--- start RAW RECORDS ---
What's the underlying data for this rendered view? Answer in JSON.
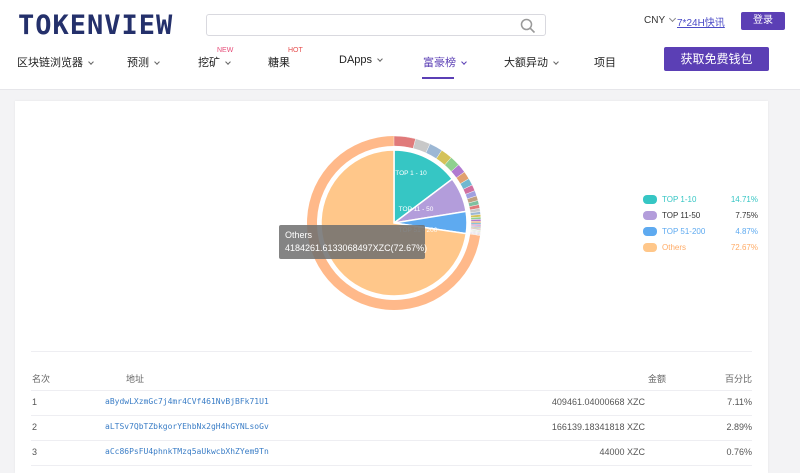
{
  "header": {
    "logo": "TOKENVIEW",
    "search_placeholder": "",
    "currency": "CNY",
    "help_link": "7*24H快讯",
    "login_label": "登录"
  },
  "nav": {
    "items": [
      {
        "label": "区块链浏览器",
        "has_dropdown": true
      },
      {
        "label": "预测",
        "has_dropdown": true
      },
      {
        "label": "挖矿",
        "has_dropdown": true,
        "badge": "NEW"
      },
      {
        "label": "糖果",
        "has_dropdown": false,
        "badge": "HOT"
      },
      {
        "label": "DApps",
        "has_dropdown": true
      },
      {
        "label": "富豪榜",
        "has_dropdown": true,
        "active": true
      },
      {
        "label": "大额异动",
        "has_dropdown": true
      },
      {
        "label": "项目",
        "has_dropdown": false
      }
    ],
    "wallet_button": "获取免费钱包"
  },
  "chart_data": {
    "type": "pie",
    "categories": [
      "TOP 1-10",
      "TOP 11-50",
      "TOP 51-200",
      "Others"
    ],
    "inner_labels": [
      "TOP 1 - 10",
      "TOP 11 - 50",
      "TOP 51 - 200"
    ],
    "values": [
      14.71,
      7.75,
      4.87,
      72.67
    ],
    "value_labels": [
      "14.71%",
      "7.75%",
      "4.87%",
      "72.67%"
    ],
    "colors": [
      "#36c6c4",
      "#b39ddb",
      "#5eaaf0",
      "#ffc78a"
    ],
    "label_colors": [
      "#36c6c4",
      "#333333",
      "#5eaaf0",
      "#ffab66"
    ],
    "outer_ring_color": "#ffb98a",
    "tooltip": {
      "name": "Others",
      "value": "4184261.6133068497XZC(72.67%)"
    }
  },
  "table": {
    "headers": {
      "rank": "名次",
      "address": "地址",
      "amount": "金额",
      "percent": "百分比"
    },
    "rows": [
      {
        "rank": "1",
        "address": "aBydwLXzmGc7j4mr4CVf461NvBjBFk71U1",
        "amount": "409461.04000668 XZC",
        "percent": "7.11%"
      },
      {
        "rank": "2",
        "address": "aLTSv7QbTZbkgorYEhbNx2gH4hGYNLsoGv",
        "amount": "166139.18341818 XZC",
        "percent": "2.89%"
      },
      {
        "rank": "3",
        "address": "aCc86PsFU4phnkTMzq5aUkwcbXhZYem9Tn",
        "amount": "44000 XZC",
        "percent": "0.76%"
      }
    ]
  }
}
--- end RAW RECORDS ---
INSTRUCTIONS TO FOLLOW
Which lines of the data above contain "false"? Copy each one.

RESULT BELOW
        "has_dropdown": false,
        "has_dropdown": false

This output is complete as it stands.